Task to carry out: Every record must appear in your copy exactly as written, with no pictures.

[Figure dataset records]
Start

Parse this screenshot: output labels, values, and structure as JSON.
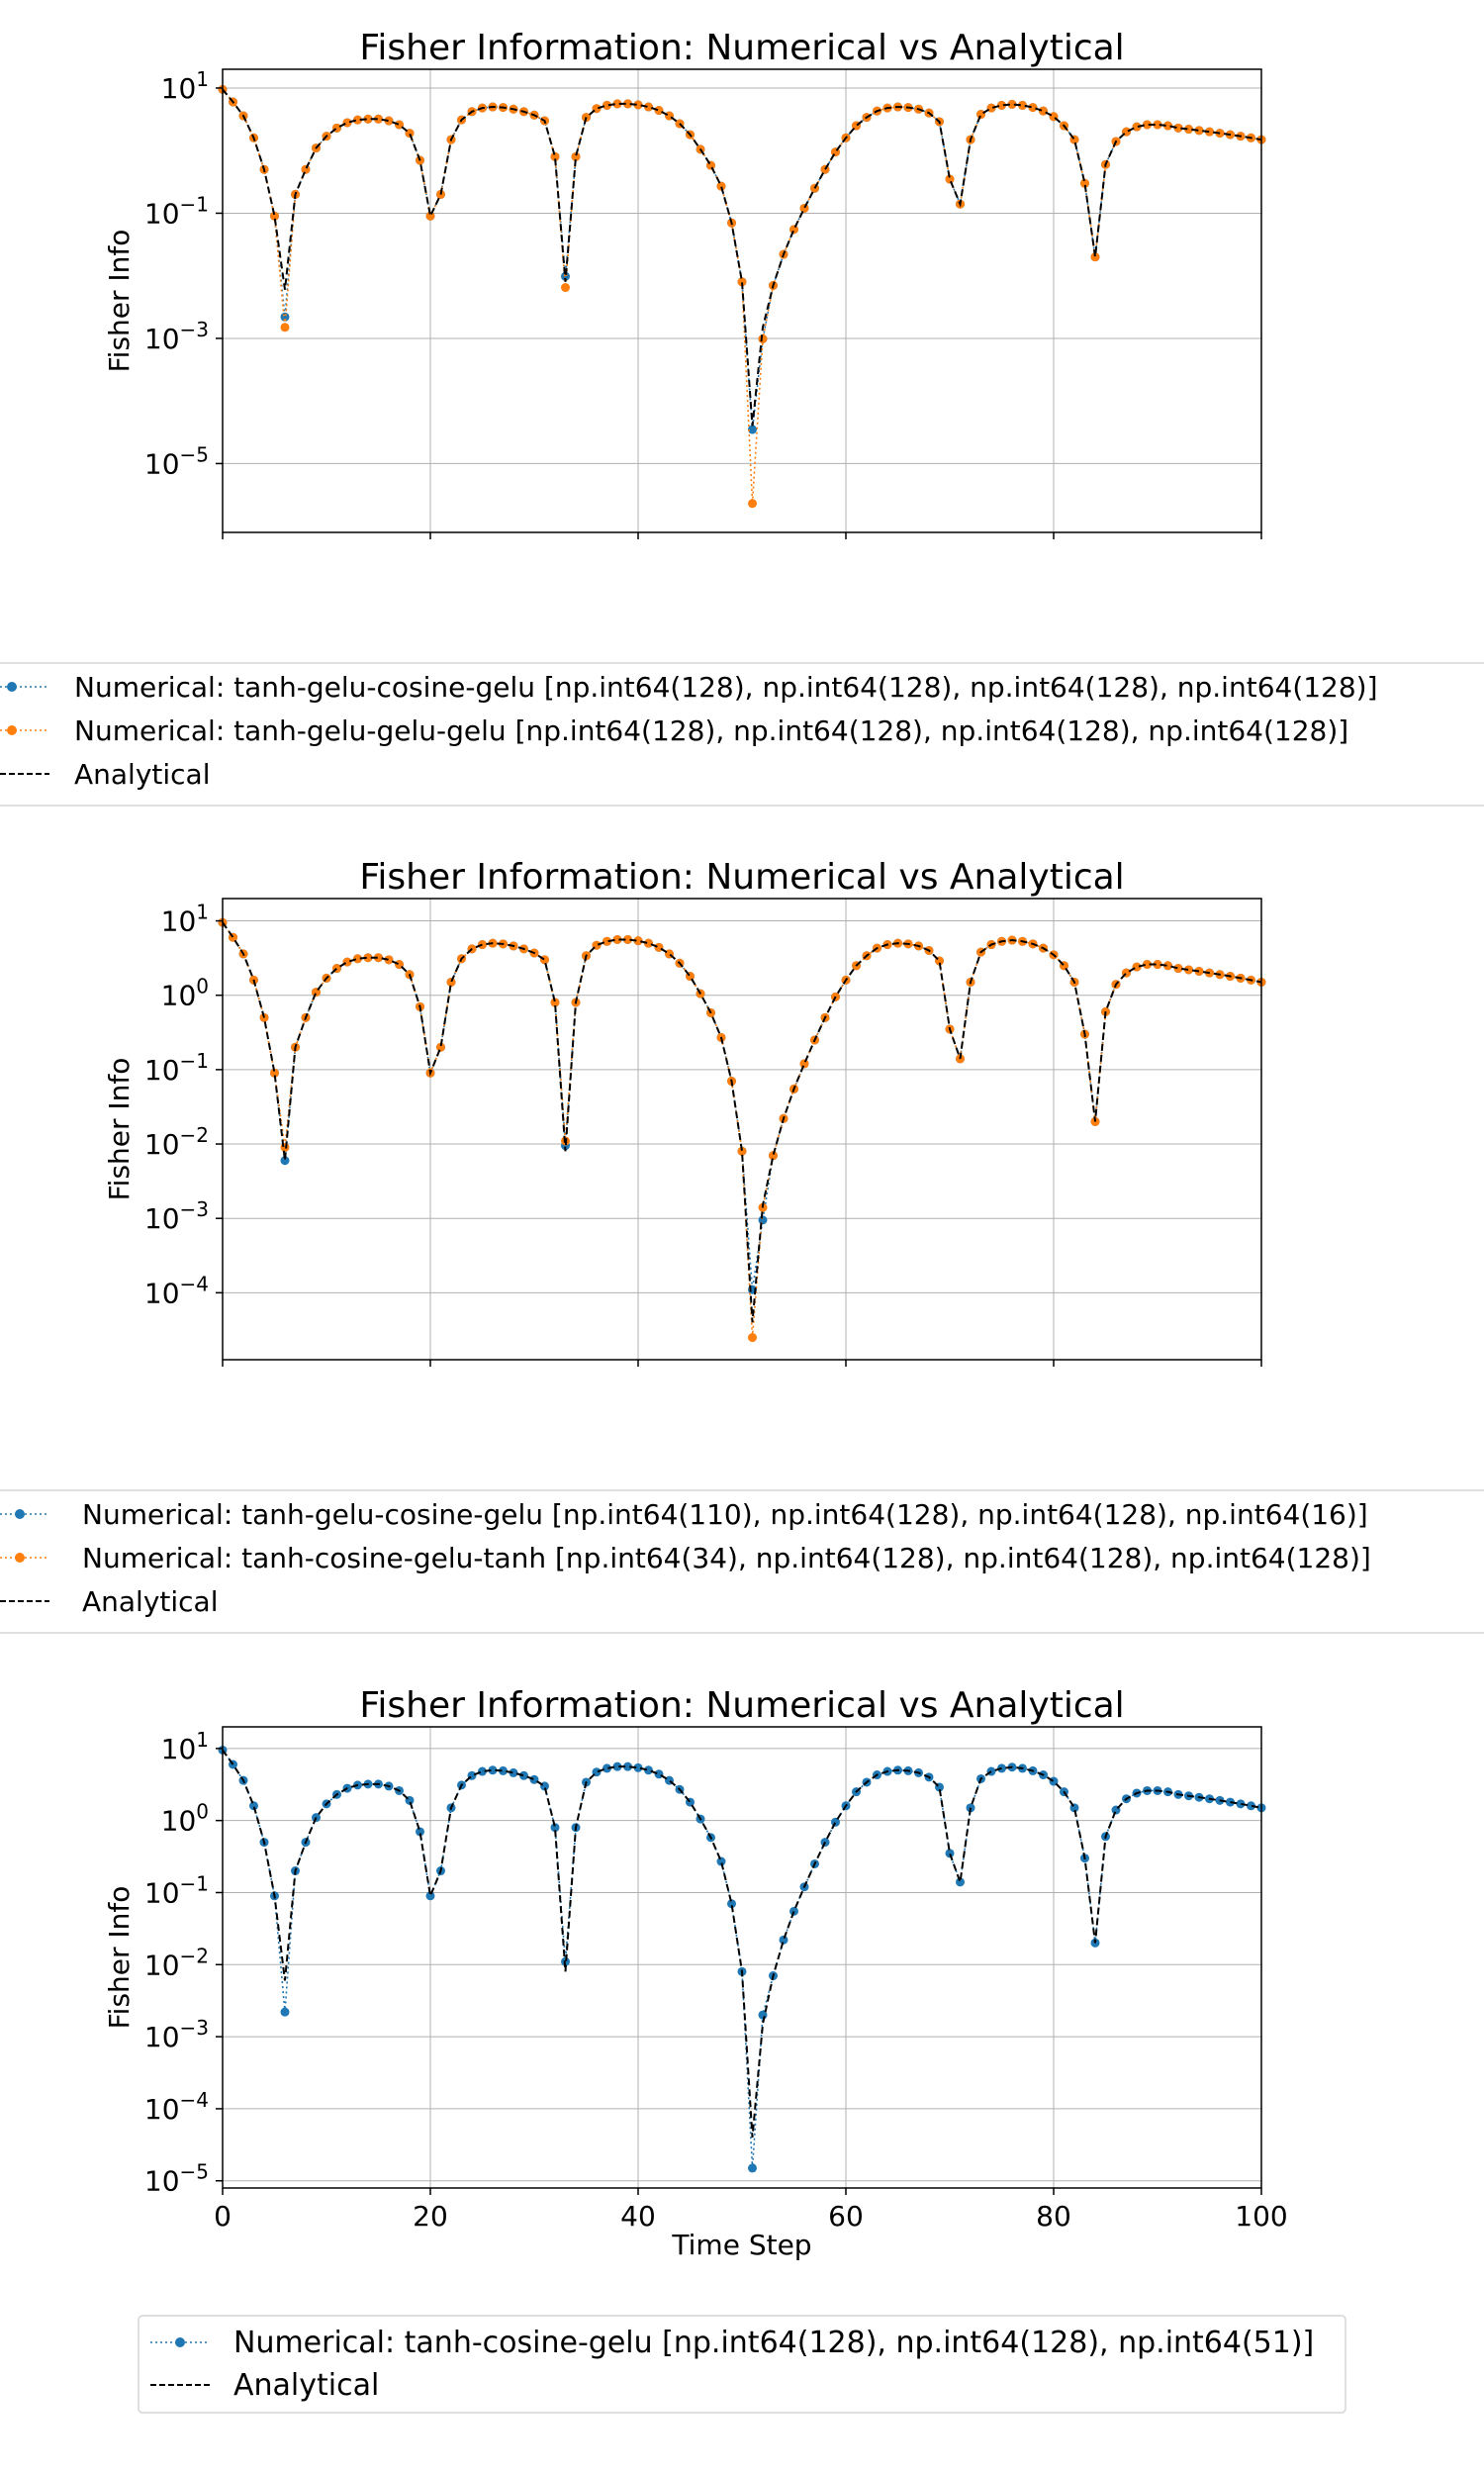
{
  "chart_data": [
    {
      "type": "line",
      "title": "Fisher Information: Numerical vs Analytical",
      "xlabel": "",
      "ylabel": "Fisher Info",
      "yscale": "log",
      "xlim": [
        0,
        100
      ],
      "ylim_log10": [
        -6.1,
        1.3
      ],
      "y_tick_labels": [
        "10",
        "10",
        "10",
        "10"
      ],
      "y_tick_exponents": [
        "1",
        "−1",
        "−3",
        "−5"
      ],
      "x_tick_labels": [],
      "grid": true,
      "legend_placement": "below",
      "series": [
        {
          "name": "Numerical: tanh-gelu-cosine-gelu [np.int64(128), np.int64(128), np.int64(128), np.int64(128)]",
          "color": "#1f77b4",
          "style": "dotted-marker",
          "min_overrides": {
            "6": 0.0022,
            "33": 0.0098,
            "51": 3.5e-05,
            "52": 0.00098
          }
        },
        {
          "name": "Numerical: tanh-gelu-gelu-gelu [np.int64(128), np.int64(128), np.int64(128), np.int64(128)]",
          "color": "#ff7f0e",
          "style": "dotted-marker",
          "min_overrides": {
            "6": 0.0015,
            "33": 0.0065,
            "51": 2.3e-06,
            "52": 0.00098
          }
        },
        {
          "name": "Analytical",
          "color": "#000000",
          "style": "dashed"
        }
      ]
    },
    {
      "type": "line",
      "title": "Fisher Information: Numerical vs Analytical",
      "xlabel": "",
      "ylabel": "Fisher Info",
      "yscale": "log",
      "xlim": [
        0,
        100
      ],
      "ylim_log10": [
        -4.9,
        1.3
      ],
      "y_tick_labels": [
        "10",
        "10",
        "10",
        "10",
        "10",
        "10"
      ],
      "y_tick_exponents": [
        "1",
        "0",
        "−1",
        "−2",
        "−3",
        "−4"
      ],
      "x_tick_labels": [],
      "grid": true,
      "legend_placement": "below",
      "series": [
        {
          "name": "Numerical: tanh-gelu-cosine-gelu [np.int64(110), np.int64(128), np.int64(128), np.int64(16)]",
          "color": "#1f77b4",
          "style": "dotted-marker",
          "min_overrides": {
            "6": 0.006,
            "33": 0.0095,
            "51": 0.00011,
            "52": 0.00095
          }
        },
        {
          "name": "Numerical: tanh-cosine-gelu-tanh [np.int64(34), np.int64(128), np.int64(128), np.int64(128)]",
          "color": "#ff7f0e",
          "style": "dotted-marker",
          "min_overrides": {
            "6": 0.009,
            "33": 0.011,
            "51": 2.5e-05,
            "52": 0.0014
          }
        },
        {
          "name": "Analytical",
          "color": "#000000",
          "style": "dashed"
        }
      ]
    },
    {
      "type": "line",
      "title": "Fisher Information: Numerical vs Analytical",
      "xlabel": "Time Step",
      "ylabel": "Fisher Info",
      "yscale": "log",
      "xlim": [
        0,
        100
      ],
      "ylim_log10": [
        -5.1,
        1.3
      ],
      "y_tick_labels": [
        "10",
        "10",
        "10",
        "10",
        "10",
        "10",
        "10"
      ],
      "y_tick_exponents": [
        "1",
        "0",
        "−1",
        "−2",
        "−3",
        "−4",
        "−5"
      ],
      "x_tick_labels": [
        "0",
        "20",
        "40",
        "60",
        "80",
        "100"
      ],
      "grid": true,
      "legend_placement": "below",
      "series": [
        {
          "name": "Numerical: tanh-cosine-gelu [np.int64(128), np.int64(128), np.int64(51)]",
          "color": "#1f77b4",
          "style": "dotted-marker",
          "min_overrides": {
            "6": 0.0022,
            "33": 0.011,
            "51": 1.5e-05,
            "52": 0.002
          }
        },
        {
          "name": "Analytical",
          "color": "#000000",
          "style": "dashed"
        }
      ]
    }
  ],
  "shared_curve": {
    "step_values": [
      9.5,
      6.0,
      3.6,
      1.6,
      0.5,
      0.09,
      0.006,
      0.2,
      0.5,
      1.1,
      1.7,
      2.3,
      2.8,
      3.1,
      3.2,
      3.2,
      3.0,
      2.6,
      1.9,
      0.7,
      0.09,
      0.2,
      1.5,
      3.1,
      4.2,
      4.8,
      5.0,
      4.9,
      4.6,
      4.2,
      3.7,
      3.0,
      0.8,
      0.008,
      0.8,
      3.4,
      4.7,
      5.3,
      5.6,
      5.6,
      5.4,
      5.0,
      4.4,
      3.6,
      2.7,
      1.8,
      1.05,
      0.58,
      0.27,
      0.07,
      0.008,
      4e-05,
      0.0015,
      0.007,
      0.022,
      0.055,
      0.12,
      0.25,
      0.5,
      0.95,
      1.6,
      2.5,
      3.4,
      4.3,
      4.8,
      5.0,
      4.9,
      4.6,
      4.0,
      2.9,
      0.35,
      0.14,
      1.5,
      3.8,
      4.8,
      5.3,
      5.5,
      5.3,
      4.9,
      4.3,
      3.5,
      2.5,
      1.5,
      0.3,
      0.02,
      0.6,
      1.4,
      2.0,
      2.4,
      2.6,
      2.6,
      2.5,
      2.3,
      2.2,
      2.1,
      2.0,
      1.9,
      1.8,
      1.7,
      1.6,
      1.5
    ]
  }
}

End

Response:
Parse this screenshot: output labels, values, and structure as JSON.
{
  "chart_data": [
    {
      "type": "line",
      "title": "Fisher Information: Numerical vs Analytical",
      "xlabel": "",
      "ylabel": "Fisher Info",
      "yscale": "log",
      "xlim": [
        0,
        100
      ],
      "ylim_log10": [
        -6.1,
        1.3
      ],
      "y_tick_labels": [
        "10",
        "10",
        "10",
        "10"
      ],
      "y_tick_exponents": [
        "1",
        "−1",
        "−3",
        "−5"
      ],
      "x_tick_labels": [],
      "grid": true,
      "legend_placement": "below",
      "series": [
        {
          "name": "Numerical: tanh-gelu-cosine-gelu [np.int64(128), np.int64(128), np.int64(128), np.int64(128)]",
          "color": "#1f77b4",
          "style": "dotted-marker",
          "min_overrides": {
            "6": 0.0022,
            "33": 0.0098,
            "51": 3.5e-05,
            "52": 0.00098
          }
        },
        {
          "name": "Numerical: tanh-gelu-gelu-gelu [np.int64(128), np.int64(128), np.int64(128), np.int64(128)]",
          "color": "#ff7f0e",
          "style": "dotted-marker",
          "min_overrides": {
            "6": 0.0015,
            "33": 0.0065,
            "51": 2.3e-06,
            "52": 0.00098
          }
        },
        {
          "name": "Analytical",
          "color": "#000000",
          "style": "dashed"
        }
      ]
    },
    {
      "type": "line",
      "title": "Fisher Information: Numerical vs Analytical",
      "xlabel": "",
      "ylabel": "Fisher Info",
      "yscale": "log",
      "xlim": [
        0,
        100
      ],
      "ylim_log10": [
        -4.9,
        1.3
      ],
      "y_tick_labels": [
        "10",
        "10",
        "10",
        "10",
        "10",
        "10"
      ],
      "y_tick_exponents": [
        "1",
        "0",
        "−1",
        "−2",
        "−3",
        "−4"
      ],
      "x_tick_labels": [],
      "grid": true,
      "legend_placement": "below",
      "series": [
        {
          "name": "Numerical: tanh-gelu-cosine-gelu [np.int64(110), np.int64(128), np.int64(128), np.int64(16)]",
          "color": "#1f77b4",
          "style": "dotted-marker",
          "min_overrides": {
            "6": 0.006,
            "33": 0.0095,
            "51": 0.00011,
            "52": 0.00095
          }
        },
        {
          "name": "Numerical: tanh-cosine-gelu-tanh [np.int64(34), np.int64(128), np.int64(128), np.int64(128)]",
          "color": "#ff7f0e",
          "style": "dotted-marker",
          "min_overrides": {
            "6": 0.009,
            "33": 0.011,
            "51": 2.5e-05,
            "52": 0.0014
          }
        },
        {
          "name": "Analytical",
          "color": "#000000",
          "style": "dashed"
        }
      ]
    },
    {
      "type": "line",
      "title": "Fisher Information: Numerical vs Analytical",
      "xlabel": "Time Step",
      "ylabel": "Fisher Info",
      "yscale": "log",
      "xlim": [
        0,
        100
      ],
      "ylim_log10": [
        -5.1,
        1.3
      ],
      "y_tick_labels": [
        "10",
        "10",
        "10",
        "10",
        "10",
        "10",
        "10"
      ],
      "y_tick_exponents": [
        "1",
        "0",
        "−1",
        "−2",
        "−3",
        "−4",
        "−5"
      ],
      "x_tick_labels": [
        "0",
        "20",
        "40",
        "60",
        "80",
        "100"
      ],
      "grid": true,
      "legend_placement": "below",
      "series": [
        {
          "name": "Numerical: tanh-cosine-gelu [np.int64(128), np.int64(128), np.int64(51)]",
          "color": "#1f77b4",
          "style": "dotted-marker",
          "min_overrides": {
            "6": 0.0022,
            "33": 0.011,
            "51": 1.5e-05,
            "52": 0.002
          }
        },
        {
          "name": "Analytical",
          "color": "#000000",
          "style": "dashed"
        }
      ]
    }
  ],
  "shared_curve": {
    "step_values": [
      9.5,
      6.0,
      3.6,
      1.6,
      0.5,
      0.09,
      0.006,
      0.2,
      0.5,
      1.1,
      1.7,
      2.3,
      2.8,
      3.1,
      3.2,
      3.2,
      3.0,
      2.6,
      1.9,
      0.7,
      0.09,
      0.2,
      1.5,
      3.1,
      4.2,
      4.8,
      5.0,
      4.9,
      4.6,
      4.2,
      3.7,
      3.0,
      0.8,
      0.008,
      0.8,
      3.4,
      4.7,
      5.3,
      5.6,
      5.6,
      5.4,
      5.0,
      4.4,
      3.6,
      2.7,
      1.8,
      1.05,
      0.58,
      0.27,
      0.07,
      0.008,
      4e-05,
      0.0015,
      0.007,
      0.022,
      0.055,
      0.12,
      0.25,
      0.5,
      0.95,
      1.6,
      2.5,
      3.4,
      4.3,
      4.8,
      5.0,
      4.9,
      4.6,
      4.0,
      2.9,
      0.35,
      0.14,
      1.5,
      3.8,
      4.8,
      5.3,
      5.5,
      5.3,
      4.9,
      4.3,
      3.5,
      2.5,
      1.5,
      0.3,
      0.02,
      0.6,
      1.4,
      2.0,
      2.4,
      2.6,
      2.6,
      2.5,
      2.3,
      2.2,
      2.1,
      2.0,
      1.9,
      1.8,
      1.7,
      1.6,
      1.5
    ]
  }
}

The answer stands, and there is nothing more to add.